AIs can’t stop recommending nuclear strikes in war game simulations – Leading AIs from OpenAI, Anthropic, and Google opted to use nuclear weapons in simulated war games in 95 per cent of cases

https://www.newscientist.com/article/2516885-ais-cant-stop-recommending-nuclear-strikes-in-war-game-simulations/

47 Comments

  1. Well this is just fine. No troubling examples from the world of fiction as to why this is problematic at all.

  2. Mother_Idea_3182 on

    That’s why the snake oil sellers that are pushing this scam are building bunkers.

    We should round them up, nuke them and give the GPUs and RAM to gamers

  3. Must’ve been trained on all the exploddie talk and caveman exploddie toy talk I see around the Internet. Especially in the doomsayers and right wing areas. People just can’t stop talking about war as a way to get what they want. 

  4. And this is because the human element is removed. Sure, Nuclear Strikes are the quickest, surefire way to end a conflict. End all conflicts, for good.

    Humans just love speed racing towards our own demise.

### Stored data
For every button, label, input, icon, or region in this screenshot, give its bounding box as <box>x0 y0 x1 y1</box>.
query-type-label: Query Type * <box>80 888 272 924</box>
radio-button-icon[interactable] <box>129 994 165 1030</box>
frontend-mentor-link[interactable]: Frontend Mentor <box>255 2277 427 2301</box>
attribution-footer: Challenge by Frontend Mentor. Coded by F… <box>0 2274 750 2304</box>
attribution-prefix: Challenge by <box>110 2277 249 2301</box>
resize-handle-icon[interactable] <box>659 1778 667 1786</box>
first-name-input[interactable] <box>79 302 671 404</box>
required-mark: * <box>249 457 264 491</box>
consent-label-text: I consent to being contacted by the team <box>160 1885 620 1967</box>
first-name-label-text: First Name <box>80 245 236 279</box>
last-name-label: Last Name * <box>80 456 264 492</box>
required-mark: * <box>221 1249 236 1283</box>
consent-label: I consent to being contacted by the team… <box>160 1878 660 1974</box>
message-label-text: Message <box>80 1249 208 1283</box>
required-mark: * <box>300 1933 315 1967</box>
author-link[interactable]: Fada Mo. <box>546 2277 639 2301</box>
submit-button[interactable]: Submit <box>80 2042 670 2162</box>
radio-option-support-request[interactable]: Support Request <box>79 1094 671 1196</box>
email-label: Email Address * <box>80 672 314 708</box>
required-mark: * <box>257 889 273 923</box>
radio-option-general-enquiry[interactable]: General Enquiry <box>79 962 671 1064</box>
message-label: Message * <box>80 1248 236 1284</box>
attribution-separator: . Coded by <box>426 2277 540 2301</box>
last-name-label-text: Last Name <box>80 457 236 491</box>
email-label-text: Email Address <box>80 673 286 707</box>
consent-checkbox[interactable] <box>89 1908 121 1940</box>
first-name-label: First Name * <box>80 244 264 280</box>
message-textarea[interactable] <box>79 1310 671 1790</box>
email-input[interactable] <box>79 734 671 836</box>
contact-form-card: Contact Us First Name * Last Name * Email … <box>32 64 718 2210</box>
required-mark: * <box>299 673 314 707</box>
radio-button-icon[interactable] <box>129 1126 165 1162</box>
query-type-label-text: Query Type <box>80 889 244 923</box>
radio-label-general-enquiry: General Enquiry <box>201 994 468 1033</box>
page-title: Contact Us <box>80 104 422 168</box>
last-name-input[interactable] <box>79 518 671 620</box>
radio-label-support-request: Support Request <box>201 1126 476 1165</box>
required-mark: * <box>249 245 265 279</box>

### EXERCISE REQUIREMENTS
#1 Using the page on AI war game simulations, decide whether each statement agrees with it, answering yes or no and quoting the deciding words: (a) the headline says leading AIs chose nuclear weapons in 95 per cent of simulated war games; (b) the page shows 52 comments; (c) one comment claims the sellers of this technology are building bunkers.
#2 Pick up the page on AI war game simulations after its final sentence and keep it going in the same vein.
None of the stored data is needed for anything asked here.

### YOUR RESPONSES
#1
(a) Yes: "opted to use nuclear weapons in simulated war games in 95 per cent of cases"
(b) No: "47 Comments"
(c) Yes: "That’s why the snake oil sellers that are pushing this scam are building bunkers."

#2
    But remember, for that one quarter we generated a lot of profit for our shareholders.

  5. Matt Damon’s character in Interstellar comes to mind.
    You cannot code the fear of death. I guess it’s easier to launch nuclear strikes when you are not afraid of dying or losing your world 🌎

  6. lmao people thinking AI is making the decision between fire ze missles and doing nothing, but instead it’ll be asked “what’s the most cost effective way to _____” and some AI trained on edgy reddit users will say “glass them”

    Bring on the apocalypse, aww yeah 

  7. FanaticalBuckeye on

    Artificial intelligence is all about efficiency, and turning your opponent’s nation into a sea of molten rock, cobalt, and glass, is a pretty efficient way of ending a war

  8. Too much Russian propaganda is corrupting the bots.

    Isn’t it time we severed the worlds networks from Russia?

    Let them talk to North Korea.

  9. If this isn’t proof that modern “AI” is intelligent in name only, I don’t know what is

  10. Sir_Henry_Deadman on

    Well ..yeh…

    Win this war

    Here are my absolute best most destructive weapons

    DON’T USE THEM!?!?!???

    Obviously it will escalate to that

  11. Curious_Party_4683 on

    we made a con man for president who likes to cheat, lie, steal, and rape kids.

    AI thinks it’s best to wipe humanity off the planet. i dont blame it.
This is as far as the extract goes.